Stated goal: Scan the data below. Pull out each line where "JSON" occurs.

----- Dataset excerpts -----

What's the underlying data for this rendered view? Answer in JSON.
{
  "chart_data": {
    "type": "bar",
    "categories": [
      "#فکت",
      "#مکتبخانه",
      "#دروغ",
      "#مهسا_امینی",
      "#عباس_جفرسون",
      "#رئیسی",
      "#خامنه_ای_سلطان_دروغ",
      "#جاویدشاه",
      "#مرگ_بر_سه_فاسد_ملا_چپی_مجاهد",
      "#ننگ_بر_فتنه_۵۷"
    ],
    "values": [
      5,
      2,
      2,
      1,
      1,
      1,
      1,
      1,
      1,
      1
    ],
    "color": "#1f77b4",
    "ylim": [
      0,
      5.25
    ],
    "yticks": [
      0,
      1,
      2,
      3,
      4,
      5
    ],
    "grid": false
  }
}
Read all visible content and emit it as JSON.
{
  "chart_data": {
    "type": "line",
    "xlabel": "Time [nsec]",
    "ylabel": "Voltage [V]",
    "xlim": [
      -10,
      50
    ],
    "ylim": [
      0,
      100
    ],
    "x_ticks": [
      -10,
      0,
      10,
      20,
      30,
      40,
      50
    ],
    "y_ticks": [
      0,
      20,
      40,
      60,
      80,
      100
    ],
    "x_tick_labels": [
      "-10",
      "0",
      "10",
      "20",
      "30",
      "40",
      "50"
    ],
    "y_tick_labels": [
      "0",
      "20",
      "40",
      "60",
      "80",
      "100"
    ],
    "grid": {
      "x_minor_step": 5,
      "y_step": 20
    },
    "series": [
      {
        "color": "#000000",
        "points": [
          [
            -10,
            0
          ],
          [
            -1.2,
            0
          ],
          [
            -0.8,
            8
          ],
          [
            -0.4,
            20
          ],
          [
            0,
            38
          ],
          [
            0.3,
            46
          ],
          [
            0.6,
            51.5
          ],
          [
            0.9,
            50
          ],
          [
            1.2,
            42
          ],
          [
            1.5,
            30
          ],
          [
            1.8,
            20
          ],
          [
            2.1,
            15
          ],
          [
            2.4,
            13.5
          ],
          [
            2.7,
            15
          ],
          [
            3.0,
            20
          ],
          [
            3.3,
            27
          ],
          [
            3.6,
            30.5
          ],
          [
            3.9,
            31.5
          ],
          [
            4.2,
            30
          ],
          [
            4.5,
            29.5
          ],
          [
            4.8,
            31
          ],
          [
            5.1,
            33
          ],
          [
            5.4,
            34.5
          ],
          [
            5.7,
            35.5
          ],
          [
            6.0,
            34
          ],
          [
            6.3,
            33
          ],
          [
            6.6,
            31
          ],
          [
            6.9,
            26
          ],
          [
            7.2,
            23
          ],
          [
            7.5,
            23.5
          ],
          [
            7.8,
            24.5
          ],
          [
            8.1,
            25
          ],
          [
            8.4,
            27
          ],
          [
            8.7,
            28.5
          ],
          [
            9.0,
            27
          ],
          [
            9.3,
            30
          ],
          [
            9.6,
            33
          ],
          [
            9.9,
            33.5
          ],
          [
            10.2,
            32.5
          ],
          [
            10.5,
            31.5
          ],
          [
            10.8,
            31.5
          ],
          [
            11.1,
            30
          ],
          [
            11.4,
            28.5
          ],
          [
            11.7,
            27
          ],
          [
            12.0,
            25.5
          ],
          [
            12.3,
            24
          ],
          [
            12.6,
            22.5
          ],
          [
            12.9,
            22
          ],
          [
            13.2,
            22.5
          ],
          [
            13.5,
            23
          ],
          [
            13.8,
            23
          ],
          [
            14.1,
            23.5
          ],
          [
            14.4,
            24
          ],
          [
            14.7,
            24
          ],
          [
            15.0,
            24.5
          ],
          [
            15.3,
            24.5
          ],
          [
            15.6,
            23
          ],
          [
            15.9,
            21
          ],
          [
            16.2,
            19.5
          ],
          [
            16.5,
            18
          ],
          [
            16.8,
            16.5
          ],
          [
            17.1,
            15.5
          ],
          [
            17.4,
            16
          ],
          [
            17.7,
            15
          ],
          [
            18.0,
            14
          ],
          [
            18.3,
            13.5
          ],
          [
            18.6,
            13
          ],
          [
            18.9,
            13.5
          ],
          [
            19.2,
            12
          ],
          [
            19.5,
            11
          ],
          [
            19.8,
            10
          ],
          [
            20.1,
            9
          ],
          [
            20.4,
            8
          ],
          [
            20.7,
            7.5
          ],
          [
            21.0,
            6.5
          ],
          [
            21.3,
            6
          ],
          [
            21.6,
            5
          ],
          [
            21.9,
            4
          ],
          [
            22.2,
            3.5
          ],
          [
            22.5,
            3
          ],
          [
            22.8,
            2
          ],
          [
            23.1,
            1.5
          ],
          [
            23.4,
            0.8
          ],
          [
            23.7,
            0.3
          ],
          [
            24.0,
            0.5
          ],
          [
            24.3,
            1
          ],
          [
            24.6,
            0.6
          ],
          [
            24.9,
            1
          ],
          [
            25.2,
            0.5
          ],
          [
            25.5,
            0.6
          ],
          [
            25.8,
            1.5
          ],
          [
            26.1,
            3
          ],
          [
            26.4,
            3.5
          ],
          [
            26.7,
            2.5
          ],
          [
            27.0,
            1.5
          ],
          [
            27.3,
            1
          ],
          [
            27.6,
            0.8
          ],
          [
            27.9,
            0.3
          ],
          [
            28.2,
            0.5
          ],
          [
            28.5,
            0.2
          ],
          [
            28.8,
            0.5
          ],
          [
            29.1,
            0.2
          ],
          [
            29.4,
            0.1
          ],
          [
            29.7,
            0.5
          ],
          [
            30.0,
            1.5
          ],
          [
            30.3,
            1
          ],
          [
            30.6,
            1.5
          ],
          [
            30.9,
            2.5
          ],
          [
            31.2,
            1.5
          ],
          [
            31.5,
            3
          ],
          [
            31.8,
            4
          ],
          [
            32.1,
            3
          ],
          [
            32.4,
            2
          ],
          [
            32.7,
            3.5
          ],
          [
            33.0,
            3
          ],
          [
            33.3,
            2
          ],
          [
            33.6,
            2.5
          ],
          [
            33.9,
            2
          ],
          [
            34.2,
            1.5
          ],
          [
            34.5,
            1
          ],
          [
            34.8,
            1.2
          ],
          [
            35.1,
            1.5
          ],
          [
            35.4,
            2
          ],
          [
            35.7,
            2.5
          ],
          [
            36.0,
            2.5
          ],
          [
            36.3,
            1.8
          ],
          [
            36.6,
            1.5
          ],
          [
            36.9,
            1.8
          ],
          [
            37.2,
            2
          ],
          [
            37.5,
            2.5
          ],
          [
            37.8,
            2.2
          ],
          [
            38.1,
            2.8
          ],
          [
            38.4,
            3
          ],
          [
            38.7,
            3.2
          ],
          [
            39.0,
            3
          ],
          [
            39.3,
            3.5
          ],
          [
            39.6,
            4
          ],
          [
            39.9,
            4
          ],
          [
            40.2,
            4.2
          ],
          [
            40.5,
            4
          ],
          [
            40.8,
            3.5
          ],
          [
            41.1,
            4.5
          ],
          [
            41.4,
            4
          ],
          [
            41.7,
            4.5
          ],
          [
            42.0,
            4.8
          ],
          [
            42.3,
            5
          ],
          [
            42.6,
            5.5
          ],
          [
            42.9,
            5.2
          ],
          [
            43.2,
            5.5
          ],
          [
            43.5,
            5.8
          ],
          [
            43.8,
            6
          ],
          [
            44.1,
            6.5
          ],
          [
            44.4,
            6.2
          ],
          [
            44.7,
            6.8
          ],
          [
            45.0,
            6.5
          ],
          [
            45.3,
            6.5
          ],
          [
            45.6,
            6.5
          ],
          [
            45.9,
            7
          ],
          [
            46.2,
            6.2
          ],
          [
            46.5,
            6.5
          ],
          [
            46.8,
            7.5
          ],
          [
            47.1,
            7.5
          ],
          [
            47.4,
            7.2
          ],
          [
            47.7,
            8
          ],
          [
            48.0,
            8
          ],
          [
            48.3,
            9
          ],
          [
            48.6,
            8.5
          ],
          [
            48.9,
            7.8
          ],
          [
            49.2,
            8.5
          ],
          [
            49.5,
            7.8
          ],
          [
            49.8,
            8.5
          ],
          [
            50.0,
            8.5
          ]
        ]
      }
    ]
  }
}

-----

Finished answer:
What's the underlying data for this rendered view? Answer in JSON.
Read all visible content and emit it as JSON.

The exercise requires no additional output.